Problem requirements: Every line that holds "Level" should be shown.

Listed entries:
— start —

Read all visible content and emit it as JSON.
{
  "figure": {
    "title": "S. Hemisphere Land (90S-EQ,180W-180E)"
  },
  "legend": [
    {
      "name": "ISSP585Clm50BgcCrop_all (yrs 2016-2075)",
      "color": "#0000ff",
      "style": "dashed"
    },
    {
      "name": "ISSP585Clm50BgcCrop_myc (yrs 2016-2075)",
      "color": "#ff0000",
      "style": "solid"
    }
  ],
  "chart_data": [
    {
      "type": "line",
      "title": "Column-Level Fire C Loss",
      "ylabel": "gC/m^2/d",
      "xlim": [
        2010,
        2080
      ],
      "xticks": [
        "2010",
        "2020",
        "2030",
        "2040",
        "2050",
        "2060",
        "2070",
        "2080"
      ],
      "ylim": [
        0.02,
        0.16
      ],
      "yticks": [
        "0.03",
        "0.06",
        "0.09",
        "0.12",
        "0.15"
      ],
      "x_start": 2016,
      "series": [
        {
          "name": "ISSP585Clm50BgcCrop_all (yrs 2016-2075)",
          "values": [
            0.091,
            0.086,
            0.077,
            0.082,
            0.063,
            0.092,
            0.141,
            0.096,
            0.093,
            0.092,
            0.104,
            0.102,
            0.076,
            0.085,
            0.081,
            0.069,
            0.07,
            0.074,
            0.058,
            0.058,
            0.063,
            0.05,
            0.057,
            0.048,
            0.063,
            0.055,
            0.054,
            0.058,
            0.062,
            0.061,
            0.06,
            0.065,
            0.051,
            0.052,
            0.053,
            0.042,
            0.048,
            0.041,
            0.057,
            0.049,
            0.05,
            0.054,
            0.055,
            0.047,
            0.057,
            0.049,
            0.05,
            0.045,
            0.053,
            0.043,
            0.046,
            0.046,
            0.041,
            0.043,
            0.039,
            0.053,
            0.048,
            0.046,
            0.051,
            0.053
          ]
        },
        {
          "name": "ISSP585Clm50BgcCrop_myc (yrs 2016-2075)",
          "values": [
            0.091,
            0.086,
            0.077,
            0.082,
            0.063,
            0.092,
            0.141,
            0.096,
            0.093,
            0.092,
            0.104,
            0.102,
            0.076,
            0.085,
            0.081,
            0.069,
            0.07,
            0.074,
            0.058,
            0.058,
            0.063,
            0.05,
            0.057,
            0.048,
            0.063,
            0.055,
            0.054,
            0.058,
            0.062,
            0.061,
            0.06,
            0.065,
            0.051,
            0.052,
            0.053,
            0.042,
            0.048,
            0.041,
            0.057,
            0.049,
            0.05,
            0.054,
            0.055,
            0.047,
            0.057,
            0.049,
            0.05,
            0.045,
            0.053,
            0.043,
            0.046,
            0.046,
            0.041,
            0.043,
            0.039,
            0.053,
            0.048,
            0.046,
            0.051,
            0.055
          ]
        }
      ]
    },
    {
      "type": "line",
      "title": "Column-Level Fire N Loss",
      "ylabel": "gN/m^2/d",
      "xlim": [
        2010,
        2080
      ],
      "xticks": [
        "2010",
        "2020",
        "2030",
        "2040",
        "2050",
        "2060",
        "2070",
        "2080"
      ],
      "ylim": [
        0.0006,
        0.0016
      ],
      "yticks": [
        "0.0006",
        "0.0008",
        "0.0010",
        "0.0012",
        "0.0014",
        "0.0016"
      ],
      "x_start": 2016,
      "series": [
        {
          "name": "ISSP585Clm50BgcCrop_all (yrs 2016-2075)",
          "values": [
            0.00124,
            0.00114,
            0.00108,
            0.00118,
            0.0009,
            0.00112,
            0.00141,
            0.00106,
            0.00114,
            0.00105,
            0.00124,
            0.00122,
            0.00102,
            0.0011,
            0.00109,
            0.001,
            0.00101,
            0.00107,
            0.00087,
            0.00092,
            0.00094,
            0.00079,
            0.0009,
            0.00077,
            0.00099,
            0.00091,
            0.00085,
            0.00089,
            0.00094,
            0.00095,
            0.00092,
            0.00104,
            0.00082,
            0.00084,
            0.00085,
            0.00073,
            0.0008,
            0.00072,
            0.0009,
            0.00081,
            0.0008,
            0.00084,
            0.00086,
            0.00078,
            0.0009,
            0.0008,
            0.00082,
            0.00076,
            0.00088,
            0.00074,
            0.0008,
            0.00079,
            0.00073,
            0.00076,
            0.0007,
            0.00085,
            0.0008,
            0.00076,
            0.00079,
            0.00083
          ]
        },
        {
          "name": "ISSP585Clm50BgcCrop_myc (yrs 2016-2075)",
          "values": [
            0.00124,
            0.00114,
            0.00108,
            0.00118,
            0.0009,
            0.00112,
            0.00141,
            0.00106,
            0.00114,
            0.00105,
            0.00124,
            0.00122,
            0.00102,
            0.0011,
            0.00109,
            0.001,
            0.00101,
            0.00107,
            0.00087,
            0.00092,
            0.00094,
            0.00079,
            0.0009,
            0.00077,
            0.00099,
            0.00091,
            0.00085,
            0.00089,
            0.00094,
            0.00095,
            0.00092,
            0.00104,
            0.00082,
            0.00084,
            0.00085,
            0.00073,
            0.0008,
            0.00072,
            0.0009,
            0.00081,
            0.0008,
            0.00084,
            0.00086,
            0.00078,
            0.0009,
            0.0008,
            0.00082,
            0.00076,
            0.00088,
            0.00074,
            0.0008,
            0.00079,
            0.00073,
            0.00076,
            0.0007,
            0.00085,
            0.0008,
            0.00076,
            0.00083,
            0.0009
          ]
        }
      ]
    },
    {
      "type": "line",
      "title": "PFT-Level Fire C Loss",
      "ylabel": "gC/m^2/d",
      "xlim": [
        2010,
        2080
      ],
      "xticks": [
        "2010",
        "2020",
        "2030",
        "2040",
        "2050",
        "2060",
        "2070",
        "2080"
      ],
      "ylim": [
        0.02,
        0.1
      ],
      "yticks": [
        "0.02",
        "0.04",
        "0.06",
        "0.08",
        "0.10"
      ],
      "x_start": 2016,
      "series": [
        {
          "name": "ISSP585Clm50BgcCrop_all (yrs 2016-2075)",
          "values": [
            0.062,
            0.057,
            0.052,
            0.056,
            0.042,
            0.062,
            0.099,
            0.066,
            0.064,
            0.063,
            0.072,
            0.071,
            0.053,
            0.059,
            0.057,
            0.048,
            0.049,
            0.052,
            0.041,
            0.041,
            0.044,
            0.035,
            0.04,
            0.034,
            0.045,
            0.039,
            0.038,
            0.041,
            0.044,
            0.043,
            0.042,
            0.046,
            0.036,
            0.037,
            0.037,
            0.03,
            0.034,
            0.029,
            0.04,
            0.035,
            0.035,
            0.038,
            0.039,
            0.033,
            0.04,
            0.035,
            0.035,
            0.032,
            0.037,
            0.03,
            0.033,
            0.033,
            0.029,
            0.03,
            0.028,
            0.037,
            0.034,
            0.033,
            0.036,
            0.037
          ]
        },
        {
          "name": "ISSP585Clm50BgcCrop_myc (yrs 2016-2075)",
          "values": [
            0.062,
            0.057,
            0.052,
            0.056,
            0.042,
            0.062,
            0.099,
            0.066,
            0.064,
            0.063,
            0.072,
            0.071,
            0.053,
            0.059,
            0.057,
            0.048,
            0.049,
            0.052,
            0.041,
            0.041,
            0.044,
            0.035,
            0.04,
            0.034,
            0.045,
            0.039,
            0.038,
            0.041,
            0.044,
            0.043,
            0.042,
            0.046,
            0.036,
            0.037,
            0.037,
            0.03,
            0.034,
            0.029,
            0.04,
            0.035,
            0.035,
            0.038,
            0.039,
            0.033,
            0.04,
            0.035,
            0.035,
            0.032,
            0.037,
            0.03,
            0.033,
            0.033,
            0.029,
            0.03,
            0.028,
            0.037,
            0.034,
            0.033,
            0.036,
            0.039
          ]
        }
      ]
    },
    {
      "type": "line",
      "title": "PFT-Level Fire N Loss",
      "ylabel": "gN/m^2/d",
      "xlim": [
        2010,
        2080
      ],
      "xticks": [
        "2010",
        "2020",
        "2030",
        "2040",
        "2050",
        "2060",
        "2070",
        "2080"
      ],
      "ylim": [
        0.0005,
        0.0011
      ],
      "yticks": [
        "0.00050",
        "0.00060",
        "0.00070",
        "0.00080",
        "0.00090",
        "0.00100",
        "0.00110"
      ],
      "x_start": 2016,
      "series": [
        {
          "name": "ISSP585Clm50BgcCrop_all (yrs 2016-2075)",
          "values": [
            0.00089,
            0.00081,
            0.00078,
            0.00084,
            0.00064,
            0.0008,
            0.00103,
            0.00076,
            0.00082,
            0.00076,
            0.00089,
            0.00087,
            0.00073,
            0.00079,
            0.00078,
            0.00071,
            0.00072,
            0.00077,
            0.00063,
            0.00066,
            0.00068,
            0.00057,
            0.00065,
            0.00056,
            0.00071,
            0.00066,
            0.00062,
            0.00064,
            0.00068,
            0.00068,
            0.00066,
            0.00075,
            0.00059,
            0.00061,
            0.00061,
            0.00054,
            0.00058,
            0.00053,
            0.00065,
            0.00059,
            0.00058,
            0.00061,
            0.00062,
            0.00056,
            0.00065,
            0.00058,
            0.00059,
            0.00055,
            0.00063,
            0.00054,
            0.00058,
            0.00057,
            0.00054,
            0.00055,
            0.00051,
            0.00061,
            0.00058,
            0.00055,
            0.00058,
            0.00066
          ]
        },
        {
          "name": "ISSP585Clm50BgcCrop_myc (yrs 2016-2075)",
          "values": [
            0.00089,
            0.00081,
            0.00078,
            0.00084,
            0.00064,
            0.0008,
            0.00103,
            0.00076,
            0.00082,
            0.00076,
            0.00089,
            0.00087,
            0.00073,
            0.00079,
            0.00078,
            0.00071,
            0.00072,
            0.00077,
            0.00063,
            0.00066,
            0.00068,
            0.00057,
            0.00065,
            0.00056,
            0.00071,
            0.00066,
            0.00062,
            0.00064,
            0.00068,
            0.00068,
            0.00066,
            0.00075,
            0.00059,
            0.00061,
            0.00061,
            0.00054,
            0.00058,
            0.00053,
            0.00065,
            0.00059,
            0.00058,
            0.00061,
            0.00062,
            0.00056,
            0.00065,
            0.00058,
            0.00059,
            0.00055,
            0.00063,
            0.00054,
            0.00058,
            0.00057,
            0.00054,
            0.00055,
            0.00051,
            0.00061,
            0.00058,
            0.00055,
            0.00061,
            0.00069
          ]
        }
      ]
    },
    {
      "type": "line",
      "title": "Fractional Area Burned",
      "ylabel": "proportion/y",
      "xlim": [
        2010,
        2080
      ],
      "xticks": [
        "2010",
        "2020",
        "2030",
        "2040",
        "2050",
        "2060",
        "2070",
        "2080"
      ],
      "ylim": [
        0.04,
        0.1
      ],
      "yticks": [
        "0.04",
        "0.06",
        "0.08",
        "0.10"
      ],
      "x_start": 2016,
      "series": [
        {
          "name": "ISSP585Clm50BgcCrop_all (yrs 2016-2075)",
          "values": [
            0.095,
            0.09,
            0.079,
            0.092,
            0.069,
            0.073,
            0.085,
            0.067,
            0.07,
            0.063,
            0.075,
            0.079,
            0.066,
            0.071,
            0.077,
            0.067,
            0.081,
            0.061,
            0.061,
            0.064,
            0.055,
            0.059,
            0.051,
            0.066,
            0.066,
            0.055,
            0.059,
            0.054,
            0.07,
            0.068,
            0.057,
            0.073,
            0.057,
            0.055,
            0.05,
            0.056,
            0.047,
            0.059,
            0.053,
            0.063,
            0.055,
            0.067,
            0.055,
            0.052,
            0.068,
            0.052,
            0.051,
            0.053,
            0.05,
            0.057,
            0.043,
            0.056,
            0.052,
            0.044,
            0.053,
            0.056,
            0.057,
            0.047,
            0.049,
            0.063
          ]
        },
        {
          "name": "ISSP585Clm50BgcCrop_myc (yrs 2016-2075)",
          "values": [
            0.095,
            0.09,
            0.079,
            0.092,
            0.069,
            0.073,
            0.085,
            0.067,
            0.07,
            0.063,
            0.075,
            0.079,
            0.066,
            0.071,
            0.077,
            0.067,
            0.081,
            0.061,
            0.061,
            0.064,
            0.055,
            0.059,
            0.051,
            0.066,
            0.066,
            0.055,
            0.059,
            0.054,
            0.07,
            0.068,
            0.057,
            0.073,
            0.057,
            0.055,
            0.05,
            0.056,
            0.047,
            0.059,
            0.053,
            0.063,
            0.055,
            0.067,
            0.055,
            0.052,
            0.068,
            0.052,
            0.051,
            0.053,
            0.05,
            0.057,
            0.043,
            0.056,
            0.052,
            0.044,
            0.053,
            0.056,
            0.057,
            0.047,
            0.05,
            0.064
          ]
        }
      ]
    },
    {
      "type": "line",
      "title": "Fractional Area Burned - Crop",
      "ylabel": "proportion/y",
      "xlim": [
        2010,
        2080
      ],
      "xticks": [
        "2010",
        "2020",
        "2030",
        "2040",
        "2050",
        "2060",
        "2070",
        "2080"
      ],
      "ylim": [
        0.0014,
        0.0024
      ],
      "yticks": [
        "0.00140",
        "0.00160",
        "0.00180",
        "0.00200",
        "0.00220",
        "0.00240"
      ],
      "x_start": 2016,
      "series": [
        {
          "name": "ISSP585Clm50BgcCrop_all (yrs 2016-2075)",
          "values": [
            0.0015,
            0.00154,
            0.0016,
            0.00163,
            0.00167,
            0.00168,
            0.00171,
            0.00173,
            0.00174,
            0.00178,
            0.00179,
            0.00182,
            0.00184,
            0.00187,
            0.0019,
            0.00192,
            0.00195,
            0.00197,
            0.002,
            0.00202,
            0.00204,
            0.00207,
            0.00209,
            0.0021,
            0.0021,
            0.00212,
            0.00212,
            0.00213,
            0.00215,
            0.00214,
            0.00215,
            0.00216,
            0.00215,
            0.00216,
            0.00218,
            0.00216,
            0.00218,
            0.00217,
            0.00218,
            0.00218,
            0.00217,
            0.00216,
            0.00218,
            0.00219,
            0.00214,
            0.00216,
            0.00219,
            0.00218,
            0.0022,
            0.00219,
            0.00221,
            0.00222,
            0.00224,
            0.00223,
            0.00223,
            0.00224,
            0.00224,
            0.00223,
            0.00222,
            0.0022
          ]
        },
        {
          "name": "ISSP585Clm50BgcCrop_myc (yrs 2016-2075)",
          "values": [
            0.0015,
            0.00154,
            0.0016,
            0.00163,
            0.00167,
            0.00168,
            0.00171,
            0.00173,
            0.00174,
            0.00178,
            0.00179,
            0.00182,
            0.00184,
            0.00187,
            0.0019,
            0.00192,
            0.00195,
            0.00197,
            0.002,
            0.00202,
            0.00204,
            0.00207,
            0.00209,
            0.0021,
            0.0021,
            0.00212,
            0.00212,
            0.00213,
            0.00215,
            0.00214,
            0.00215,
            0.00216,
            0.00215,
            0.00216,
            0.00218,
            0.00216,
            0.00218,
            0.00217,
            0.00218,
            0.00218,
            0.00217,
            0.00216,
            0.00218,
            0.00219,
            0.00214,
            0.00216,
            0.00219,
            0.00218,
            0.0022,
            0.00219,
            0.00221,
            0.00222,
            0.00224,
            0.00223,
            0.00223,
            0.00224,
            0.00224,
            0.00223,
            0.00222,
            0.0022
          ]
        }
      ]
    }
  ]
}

— end —

Solved problem:
      "title": "Column-Level Fire C Loss",
      "title": "Column-Level Fire N Loss",
      "title": "PFT-Level Fire C Loss",
      "title": "PFT-Level Fire N Loss",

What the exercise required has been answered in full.